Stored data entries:
■ ■ ■ ■ ■ ■ ■

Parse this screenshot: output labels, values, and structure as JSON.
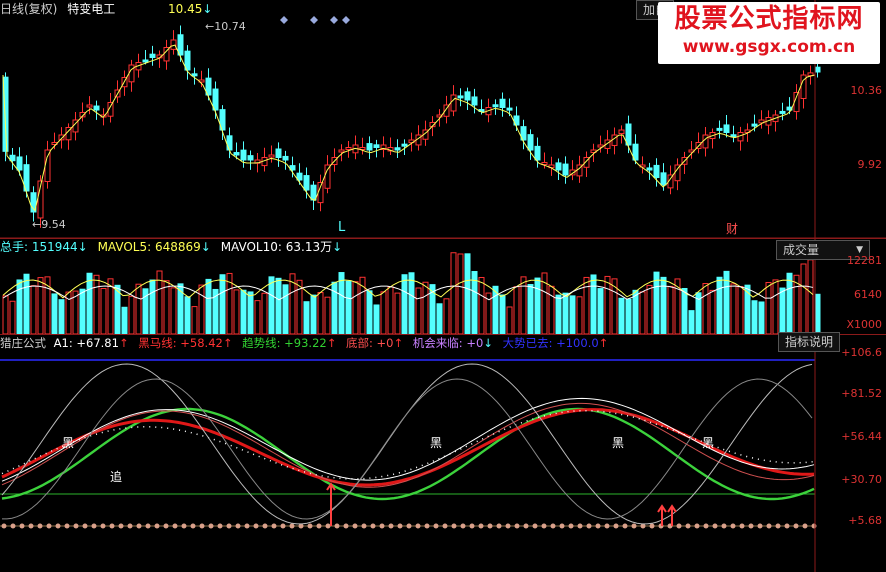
{
  "price": {
    "title": "日线(复权)",
    "stock_name": "特变电工",
    "current_price": "10.45",
    "current_arrow": "↓",
    "high_label": "10.74",
    "low_label": "9.54",
    "axis": [
      "10.36",
      "9.92"
    ],
    "markers": [
      "L",
      "财"
    ],
    "add_button": "加自"
  },
  "volume": {
    "total": "总手: 151944",
    "total_arrow": "↓",
    "mavol5": "MAVOL5: 648869",
    "mavol5_arrow": "↓",
    "mavol10": "MAVOL10: 63.13万",
    "mavol10_arrow": "↓",
    "selector": "成交量",
    "axis": [
      "12281",
      "6140",
      "X1000"
    ]
  },
  "indicator": {
    "name": "猎庄公式",
    "a1": "A1: +67.81",
    "a1_arrow": "↑",
    "heima": "黑马线: +58.42",
    "heima_arrow": "↑",
    "trend": "趋势线: +93.22",
    "trend_arrow": "↑",
    "bottom": "底部: +0",
    "bottom_arrow": "↑",
    "chance": "机会来临: +0",
    "chance_arrow": "↓",
    "gone": "大势已去: +100.0",
    "gone_arrow": "↑",
    "help_button": "指标说明",
    "axis": [
      "+106.6",
      "+81.52",
      "+56.44",
      "+30.70",
      "+5.68"
    ],
    "labels": [
      "黑",
      "追",
      "黑",
      "黑",
      "黑"
    ]
  },
  "watermark": {
    "line1": "股票公式指标网",
    "line2": "www.gsgx.com.cn"
  },
  "colors": {
    "up": "#ff3232",
    "down": "#54ffff",
    "trend_green": "#32d232",
    "heima_red": "#e01818"
  }
}
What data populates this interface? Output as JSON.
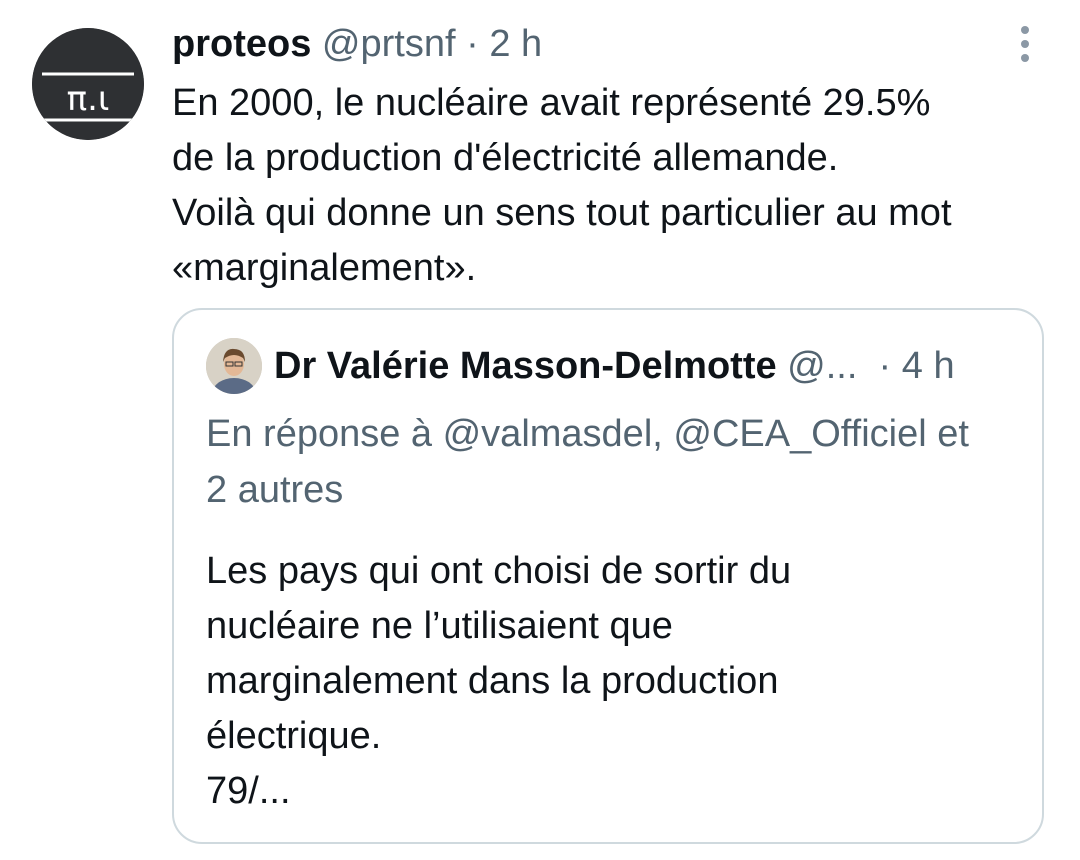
{
  "tweet": {
    "author_name": "proteos",
    "author_handle": "@prtsnf",
    "time": "2 h",
    "separator": " · ",
    "avatar_text": "π.ι",
    "text_lines": [
      "En 2000, le nucléaire avait représenté 29.5%",
      "de la production d'électricité allemande.",
      "Voilà qui donne un sens tout particulier au mot",
      "«marginalement»."
    ]
  },
  "quoted_tweet": {
    "author_name": "Dr Valérie Masson-Delmotte",
    "author_handle": "@...",
    "separator": "·",
    "time": "4 h",
    "reply_lines": [
      "En réponse à @valmasdel, @CEA_Officiel et",
      "2 autres"
    ],
    "text_lines": [
      "Les pays qui ont choisi de sortir du",
      "nucléaire ne l’utilisaient que",
      "marginalement dans la production",
      "électrique.",
      "79/..."
    ]
  },
  "icons": {
    "more": "more-vertical-icon"
  },
  "colors": {
    "text_primary": "#0f1419",
    "text_secondary": "#536471",
    "border": "#cfd9de",
    "avatar_bg": "#2e3033"
  }
}
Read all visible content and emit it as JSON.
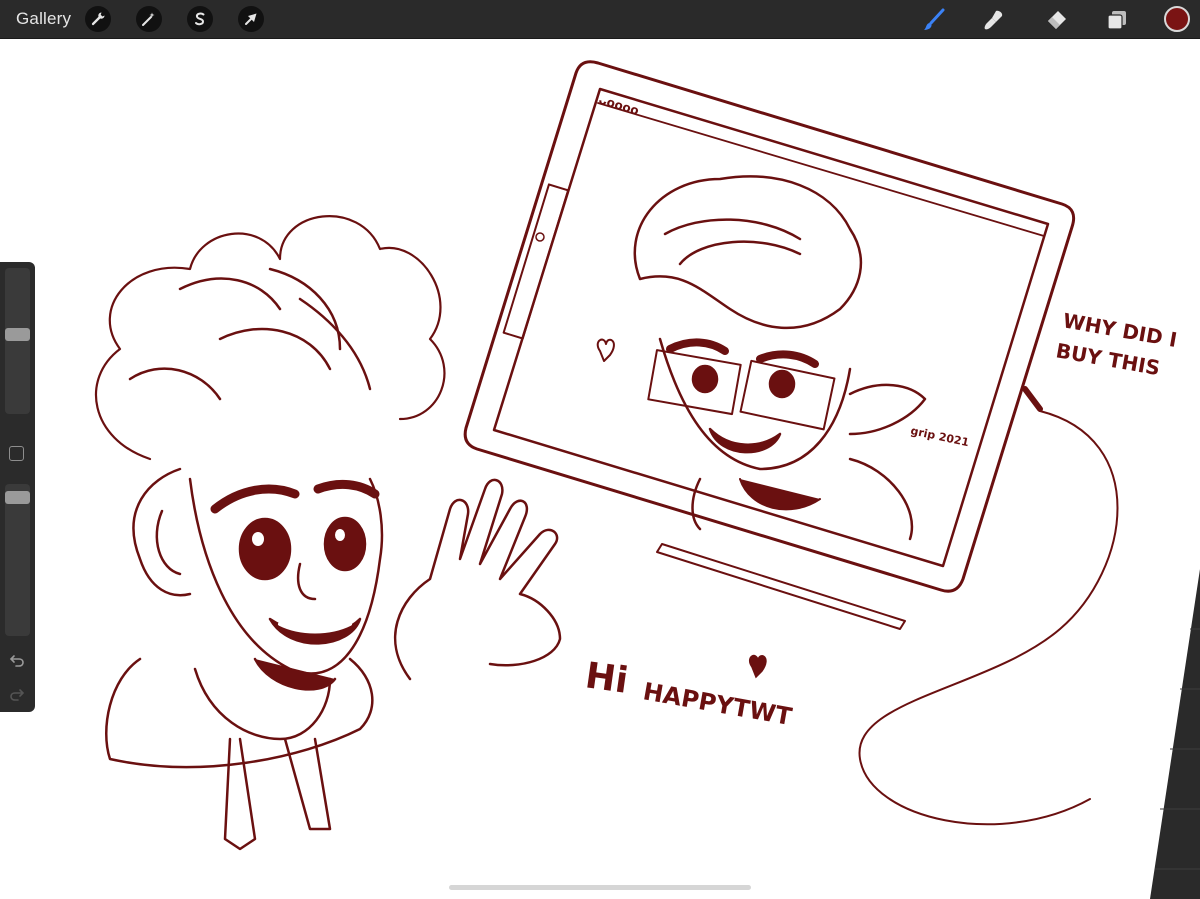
{
  "toolbar": {
    "gallery_label": "Gallery",
    "left_tools": [
      {
        "name": "actions",
        "icon": "wrench-icon"
      },
      {
        "name": "adjustments",
        "icon": "magic-wand-icon"
      },
      {
        "name": "selection",
        "icon": "selection-s-icon"
      },
      {
        "name": "transform",
        "icon": "arrow-cursor-icon"
      }
    ],
    "right_tools": [
      {
        "name": "brush",
        "icon": "brush-icon",
        "active": true
      },
      {
        "name": "smudge",
        "icon": "smudge-icon"
      },
      {
        "name": "eraser",
        "icon": "eraser-icon"
      },
      {
        "name": "layers",
        "icon": "layers-icon"
      }
    ],
    "current_color": "#7a1414",
    "active_tool_color": "#3b82f6"
  },
  "sidebar": {
    "brush_size_level": 0.45,
    "opacity_level": 0.05,
    "modify_icon": "square-icon",
    "undo_icon": "undo-icon",
    "redo_icon": "redo-icon"
  },
  "canvas": {
    "ink_color": "#6a1010",
    "tablet_screen_stamp_letters": "ᴗᴏᴏᴏᴏ",
    "signature": "grip 2021",
    "annotations": {
      "tablet_caption_line1": "WHY DID I",
      "tablet_caption_line2": "BUY THIS",
      "greeting_hi": "Hi",
      "greeting_name": "HAPPYTWT"
    }
  }
}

■ ■ ■ ■ ■ ■ ■

▸ **Written instruction**
Quote every line of the records above exactly; no picture is to be copied.

▸ **Output of the exercise**
Parse this screenshot: output labels, values, and structure as JSON.
{
  "price": {
    "title": "日线(复权)",
    "stock_name": "特变电工",
    "current_price": "10.45",
    "current_arrow": "↓",
    "high_label": "10.74",
    "low_label": "9.54",
    "axis": [
      "10.36",
      "9.92"
    ],
    "markers": [
      "L",
      "财"
    ],
    "add_button": "加自"
  },
  "volume": {
    "total": "总手: 151944",
    "total_arrow": "↓",
    "mavol5": "MAVOL5: 648869",
    "mavol5_arrow": "↓",
    "mavol10": "MAVOL10: 63.13万",
    "mavol10_arrow": "↓",
    "selector": "成交量",
    "axis": [
      "12281",
      "6140",
      "X1000"
    ]
  },
  "indicator": {
    "name": "猎庄公式",
    "a1": "A1: +67.81",
    "a1_arrow": "↑",
    "heima": "黑马线: +58.42",
    "heima_arrow": "↑",
    "trend": "趋势线: +93.22",
    "trend_arrow": "↑",
    "bottom": "底部: +0",
    "bottom_arrow": "↑",
    "chance": "机会来临: +0",
    "chance_arrow": "↓",
    "gone": "大势已去: +100.0",
    "gone_arrow": "↑",
    "help_button": "指标说明",
    "axis": [
      "+106.6",
      "+81.52",
      "+56.44",
      "+30.70",
      "+5.68"
    ],
    "labels": [
      "黑",
      "追",
      "黑",
      "黑",
      "黑"
    ]
  },
  "watermark": {
    "line1": "股票公式指标网",
    "line2": "www.gsgx.com.cn"
  },
  "colors": {
    "up": "#ff3232",
    "down": "#54ffff",
    "trend_green": "#32d232",
    "heima_red": "#e01818"
  }
}
What data populates this interface? Output as JSON.
{
  "tweet": {
    "author_name": "proteos",
    "author_handle": "@prtsnf",
    "time": "2 h",
    "separator": " · ",
    "avatar_text": "π.ι",
    "text_lines": [
      "En 2000, le nucléaire avait représenté 29.5%",
      "de la production d'électricité allemande.",
      "Voilà qui donne un sens tout particulier au mot",
      "«marginalement»."
    ]
  },
  "quoted_tweet": {
    "author_name": "Dr Valérie Masson-Delmotte",
    "author_handle": "@...",
    "separator": "·",
    "time": "4 h",
    "reply_lines": [
      "En réponse à @valmasdel, @CEA_Officiel et",
      "2 autres"
    ],
    "text_lines": [
      "Les pays qui ont choisi de sortir du",
      "nucléaire ne l’utilisaient que",
      "marginalement dans la production",
      "électrique.",
      "79/..."
    ]
  },
  "icons": {
    "more": "more-vertical-icon"
  },
  "colors": {
    "text_primary": "#0f1419",
    "text_secondary": "#536471",
    "border": "#cfd9de",
    "avatar_bg": "#2e3033"
  }
}
Read all visible content and emit it as JSON.
{
  "toolbar": {
    "gallery_label": "Gallery",
    "left_tools": [
      {
        "name": "actions",
        "icon": "wrench-icon"
      },
      {
        "name": "adjustments",
        "icon": "magic-wand-icon"
      },
      {
        "name": "selection",
        "icon": "selection-s-icon"
      },
      {
        "name": "transform",
        "icon": "arrow-cursor-icon"
      }
    ],
    "right_tools": [
      {
        "name": "brush",
        "icon": "brush-icon",
        "active": true
      },
      {
        "name": "smudge",
        "icon": "smudge-icon"
      },
      {
        "name": "eraser",
        "icon": "eraser-icon"
      },
      {
        "name": "layers",
        "icon": "layers-icon"
      }
    ],
    "current_color": "#7a1414",
    "active_tool_color": "#3b82f6"
  },
  "sidebar": {
    "brush_size_level": 0.45,
    "opacity_level": 0.05,
    "modify_icon": "square-icon",
    "undo_icon": "undo-icon",
    "redo_icon": "redo-icon"
  },
  "canvas": {
    "ink_color": "#6a1010",
    "tablet_screen_stamp_letters": "ᴗᴏᴏᴏᴏ",
    "signature": "grip 2021",
    "annotations": {
      "tablet_caption_line1": "WHY DID I",
      "tablet_caption_line2": "BUY THIS",
      "greeting_hi": "Hi",
      "greeting_name": "HAPPYTWT"
    }
  }
}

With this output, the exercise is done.